- Directions for this task -
Switch "adding and registering machine" to "calculating machine" in the lines below and write them out again with nothing else changed, omitting the pictures.

- Materials provided -

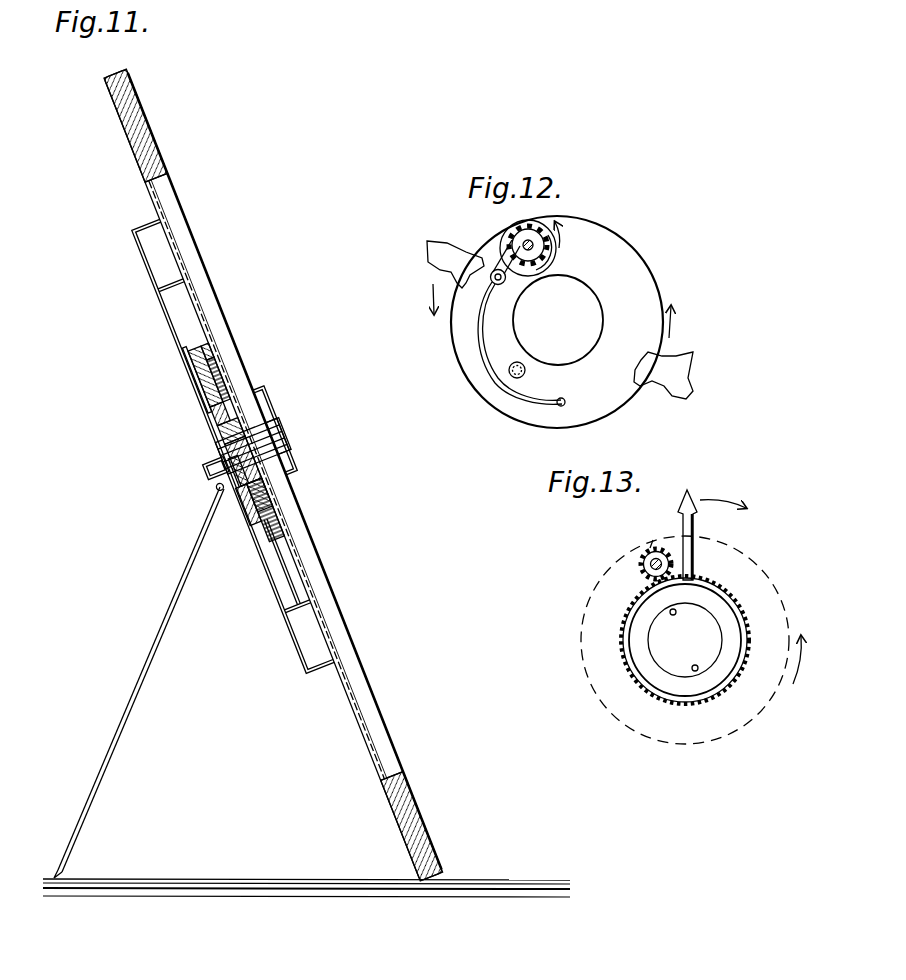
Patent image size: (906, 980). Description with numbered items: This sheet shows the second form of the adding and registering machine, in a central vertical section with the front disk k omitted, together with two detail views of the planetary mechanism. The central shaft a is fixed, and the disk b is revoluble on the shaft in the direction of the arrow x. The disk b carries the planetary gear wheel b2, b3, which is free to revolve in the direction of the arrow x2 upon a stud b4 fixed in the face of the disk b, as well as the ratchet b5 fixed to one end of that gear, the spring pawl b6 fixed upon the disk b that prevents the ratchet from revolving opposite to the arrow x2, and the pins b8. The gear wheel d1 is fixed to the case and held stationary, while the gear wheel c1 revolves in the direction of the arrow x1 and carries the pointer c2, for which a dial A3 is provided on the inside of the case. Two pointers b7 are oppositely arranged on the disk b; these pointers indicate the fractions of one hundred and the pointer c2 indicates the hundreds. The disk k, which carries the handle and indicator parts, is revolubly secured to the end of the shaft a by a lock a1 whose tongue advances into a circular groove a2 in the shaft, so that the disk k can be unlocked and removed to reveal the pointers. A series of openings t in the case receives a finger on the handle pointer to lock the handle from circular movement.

In FIG. 11, the dial A3 is at (138, 112).
In FIG. 11, the disk k is at (310, 556).
In FIG. 11, the openings t is at (172, 283).
In FIG. 11, the planetary gear wheel b3 is at (194, 352).
In FIG. 11, the pointer c2 is at (194, 318).
In FIG. 13, the pointer c2 is at (696, 528).
In FIG. 11, the ratchet b5 is at (205, 345).
In FIG. 12, the ratchet b5 is at (548, 268).
In FIG. 11, the pins b8 is at (213, 375).
In FIG. 11, the planetary gear wheel b2 is at (196, 366).
In FIG. 12, the planetary gear wheel b2 is at (539, 228).
In FIG. 13, the planetary gear wheel b2 is at (653, 545).
In FIG. 11, the stud b4 is at (202, 385).
In FIG. 12, the stud b4 is at (527, 244).
In FIG. 13, the stud b4 is at (650, 560).
In FIG. 11, the gear wheel c1 is at (206, 413).
In FIG. 13, the gear wheel c1 is at (713, 585).
In FIG. 11, the central shaft a is at (238, 453).
In FIG. 11, the lock a1 is at (266, 405).
In FIG. 11, the circular groove a2 is at (270, 432).
In FIG. 11, the disk b is at (280, 506).
In FIG. 12, the disk b is at (557, 322).
In FIG. 11, the gear wheel d1 is at (252, 516).
In FIG. 13, the gear wheel d1 is at (703, 696).
In FIG. 12, the spring pawl b6 is at (490, 284).
In FIG. 12, the pointer b7 is at (480, 268).
In FIG. 12, the arrow x is at (547, 311).
In FIG. 13, the arrow x is at (804, 660).
In FIG. 13, the arrow x1 is at (722, 490).
In FIG. 12, the arrow x2 is at (570, 230).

- Solved problem -
Patent image size: (906, 980). Description with numbered items: This sheet shows the second form of the calculating machine, in a central vertical section with the front disk k omitted, together with two detail views of the planetary mechanism. The central shaft a is fixed, and the disk b is revoluble on the shaft in the direction of the arrow x. The disk b carries the planetary gear wheel b2, b3, which is free to revolve in the direction of the arrow x2 upon a stud b4 fixed in the face of the disk b, as well as the ratchet b5 fixed to one end of that gear, the spring pawl b6 fixed upon the disk b that prevents the ratchet from revolving opposite to the arrow x2, and the pins b8. The gear wheel d1 is fixed to the case and held stationary, while the gear wheel c1 revolves in the direction of the arrow x1 and carries the pointer c2, for which a dial A3 is provided on the inside of the case. Two pointers b7 are oppositely arranged on the disk b; these pointers indicate the fractions of one hundred and the pointer c2 indicates the hundreds. The disk k, which carries the handle and indicator parts, is revolubly secured to the end of the shaft a by a lock a1 whose tongue advances into a circular groove a2 in the shaft, so that the disk k can be unlocked and removed to reveal the pointers. A series of openings t in the case receives a finger on the handle pointer to lock the handle from circular movement.

In FIG. 11, the dial A3 is at (138, 112).
In FIG. 11, the disk k is at (310, 556).
In FIG. 11, the openings t is at (172, 283).
In FIG. 11, the planetary gear wheel b3 is at (194, 352).
In FIG. 11, the pointer c2 is at (194, 318).
In FIG. 13, the pointer c2 is at (696, 528).
In FIG. 11, the ratchet b5 is at (205, 345).
In FIG. 12, the ratchet b5 is at (548, 268).
In FIG. 11, the pins b8 is at (213, 375).
In FIG. 11, the planetary gear wheel b2 is at (196, 366).
In FIG. 12, the planetary gear wheel b2 is at (539, 228).
In FIG. 13, the planetary gear wheel b2 is at (653, 545).
In FIG. 11, the stud b4 is at (202, 385).
In FIG. 12, the stud b4 is at (527, 244).
In FIG. 13, the stud b4 is at (650, 560).
In FIG. 11, the gear wheel c1 is at (206, 413).
In FIG. 13, the gear wheel c1 is at (713, 585).
In FIG. 11, the central shaft a is at (238, 453).
In FIG. 11, the lock a1 is at (266, 405).
In FIG. 11, the circular groove a2 is at (270, 432).
In FIG. 11, the disk b is at (280, 506).
In FIG. 12, the disk b is at (557, 322).
In FIG. 11, the gear wheel d1 is at (252, 516).
In FIG. 13, the gear wheel d1 is at (703, 696).
In FIG. 12, the spring pawl b6 is at (490, 284).
In FIG. 12, the pointer b7 is at (480, 268).
In FIG. 12, the arrow x is at (547, 311).
In FIG. 13, the arrow x is at (804, 660).
In FIG. 13, the arrow x1 is at (722, 490).
In FIG. 12, the arrow x2 is at (570, 230).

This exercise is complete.